What you should do: Single out each line with the word "монастыря" and copy it.
──────── Listing ────────
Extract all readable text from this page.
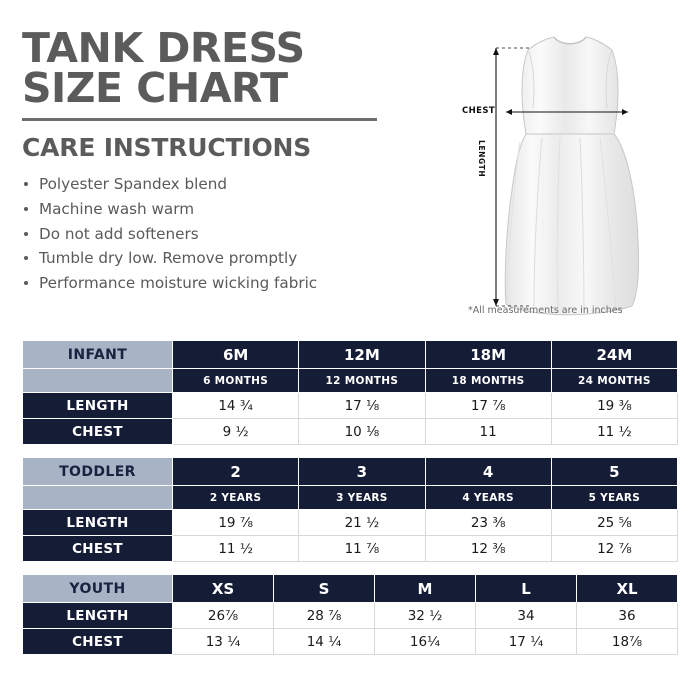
TANK DRESS
SIZE CHART
CARE INSTRUCTIONS
Polyester Spandex blend
Machine wash warm
Do not add softeners
Tumble dry low. Remove promptly
Performance moisture wicking fabric
CHEST
LENGTH
*All measurements are in inches
INFANT	6M	12M	18M	24M
	6 MONTHS	12 MONTHS	18 MONTHS	24 MONTHS
LENGTH	14 ¾	17 ⅛	17 ⅞	19 ⅜
CHEST	9 ½	10 ⅛	11	11 ½
TODDLER	2	3	4	5
	2 YEARS	3 YEARS	4 YEARS	5 YEARS
LENGTH	19 ⅞	21 ½	23 ⅜	25 ⅝
CHEST	11 ½	11 ⅞	12 ⅜	12 ⅞
YOUTH	XS	S	M	L	XL
LENGTH	26⅞	28 ⅞	32 ½	34	36
CHEST	13 ¼	14 ¼	16¼	17 ¼	18⅞
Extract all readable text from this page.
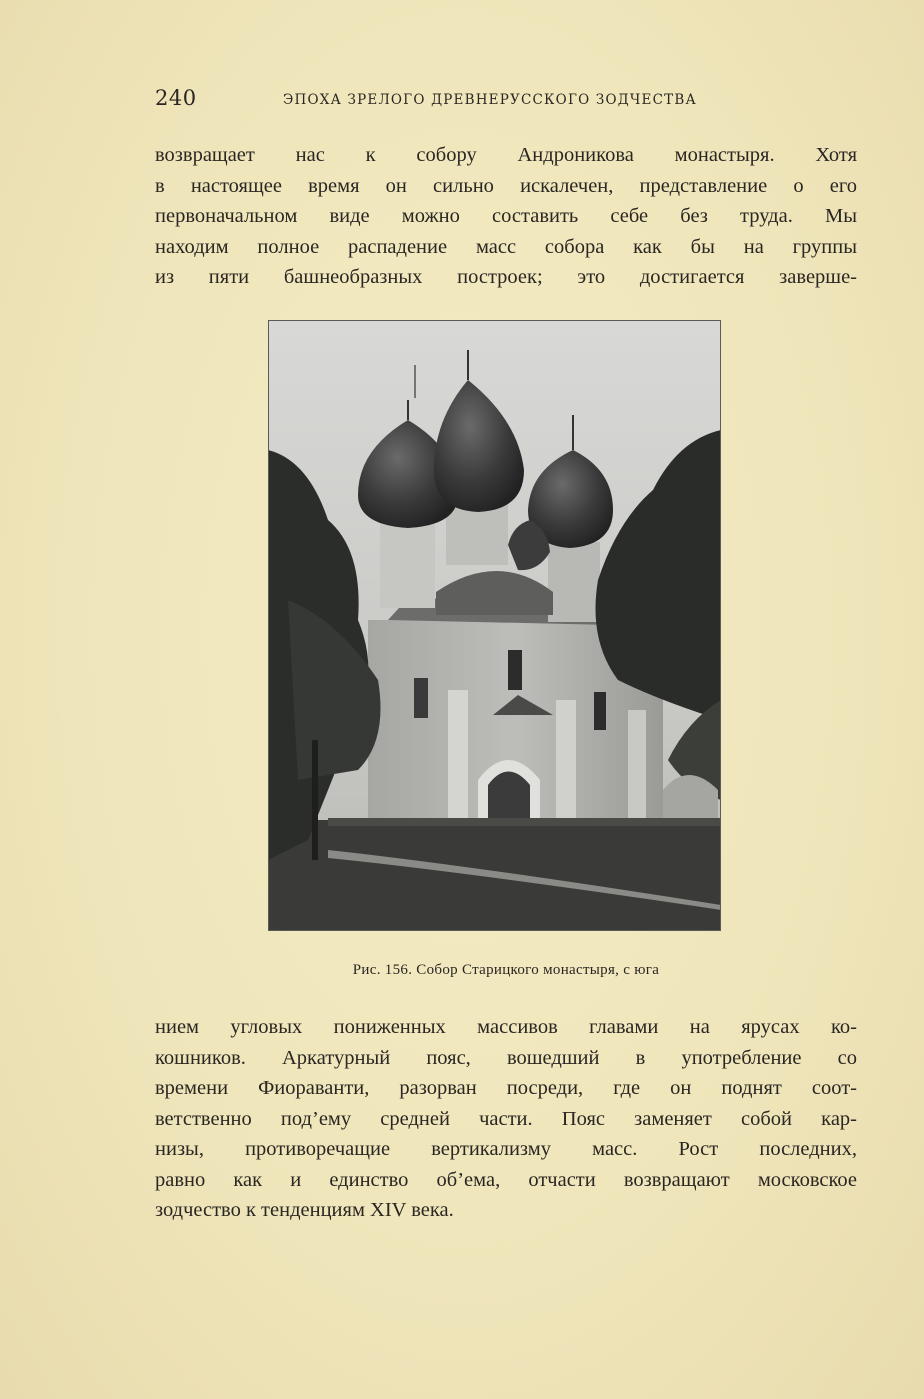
240	ЭПОХА ЗРЕЛОГО ДРЕВНЕРУССКОГО ЗОДЧЕСТВА

возвращает нас к собору Андроникова монастыря. Хотя
в настоящее время он сильно искалечен, представление о его
первоначальном виде можно составить себе без труда. Мы
находим полное распадение масс собора как бы на группы
из пяти башнеобразных построек; это достигается заверше-

Рис. 156. Собор Старицкого монастыря, с юга

нием угловых пониженных массивов главами на ярусах ко-
кошников. Аркатурный пояс, вошедший в употребление со
времени Фиораванти, разорван посреди, где он поднят соот-
ветственно под’ему средней части. Пояс заменяет собой кар-
низы, противоречащие вертикализму масс. Рост последних,
равно как и единство об’ема, отчасти возвращают московское
зодчество к тенденциям XIV века.
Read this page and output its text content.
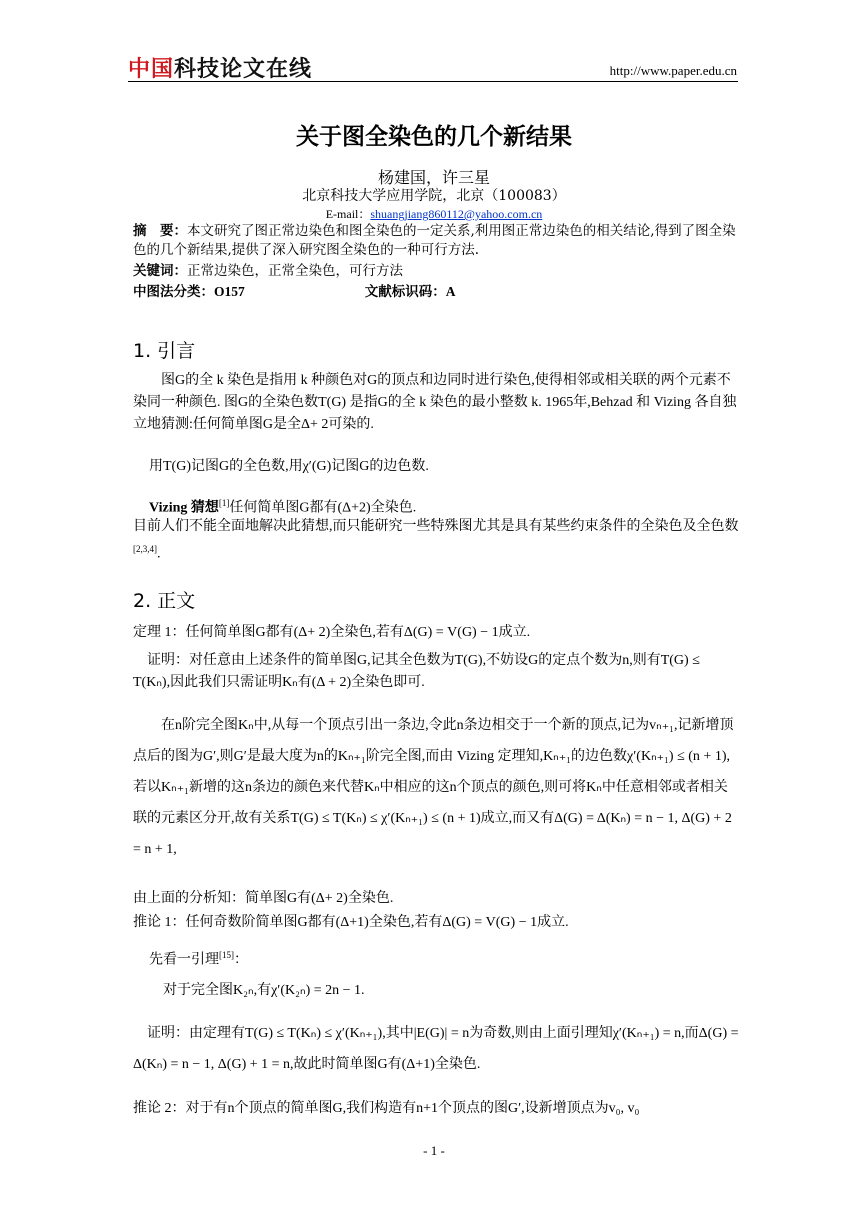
中国科技论文在线	http://www.paper.edu.cn
关于图全染色的几个新结果
杨建国，许三星
北京科技大学应用学院，北京（100083）
E-mail：shuangjiang860112@yahoo.com.cn
摘　要：本文研究了图正常边染色和图全染色的一定关系,利用图正常边染色的相关结论,得到了图全染色的几个新结果,提供了深入研究图全染色的一种可行方法.
关键词：正常边染色，正常全染色，可行方法
中图法分类：O157	文献标识码：A
1. 引言
图G的全 k 染色是指用 k 种颜色对G的顶点和边同时进行染色,使得相邻或相关联的两个元素不染同一种颜色. 图G的全染色数T(G) 是指G的全 k 染色的最小整数 k. 1965年,Behzad 和 Vizing 各自独立地猜测:任何简单图G是全Δ+ 2可染的.
用T(G)记图G的全色数,用χ′(G)记图G的边色数.
Vizing 猜想[1]任何简单图G都有(Δ+2)全染色.
目前人们不能全面地解决此猜想,而只能研究一些特殊图尤其是具有某些约束条件的全染色及全色数[2,3,4].
2. 正文
定理 1：任何简单图G都有(Δ+ 2)全染色,若有Δ(G) = V(G) − 1成立.
证明：对任意由上述条件的简单图G,记其全色数为T(G),不妨设G的定点个数为n,则有T(G) ≤ T(Kₙ),因此我们只需证明Kₙ有(Δ + 2)全染色即可.
在n阶完全图Kₙ中,从每一个顶点引出一条边,令此n条边相交于一个新的顶点,记为vₙ₊₁,记新增顶点后的图为G′,则G′是最大度为n的Kₙ₊₁阶完全图,而由 Vizing 定理知,Kₙ₊₁的边色数χ′(Kₙ₊₁) ≤ (n + 1),若以Kₙ₊₁新增的这n条边的颜色来代替Kₙ中相应的这n个顶点的颜色,则可将Kₙ中任意相邻或者相关联的元素区分开,故有关系T(G) ≤ T(Kₙ) ≤ χ′(Kₙ₊₁) ≤ (n + 1)成立,而又有Δ(G) = Δ(Kₙ) = n − 1, Δ(G) + 2 = n + 1,
由上面的分析知：简单图G有(Δ+ 2)全染色.
推论 1：任何奇数阶简单图G都有(Δ+1)全染色,若有Δ(G) = V(G) − 1成立.
先看一引理[15]：
对于完全图K₂ₙ,有χ′(K₂ₙ) = 2n − 1.
证明：由定理有T(G) ≤ T(Kₙ) ≤ χ′(Kₙ₊₁),其中|E(G)| = n为奇数,则由上面引理知χ′(Kₙ₊₁) = n,而Δ(G) = Δ(Kₙ) = n − 1, Δ(G) + 1 = n,故此时简单图G有(Δ+1)全染色.
推论 2：对于有n个顶点的简单图G,我们构造有n+1个顶点的图G′,设新增顶点为v₀, v₀
- 1 -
────────
Written solution:
возвращает нас к собору Андроникова монастыря. Хотя
Рис. 156. Собор Старицкого монастыря, с юга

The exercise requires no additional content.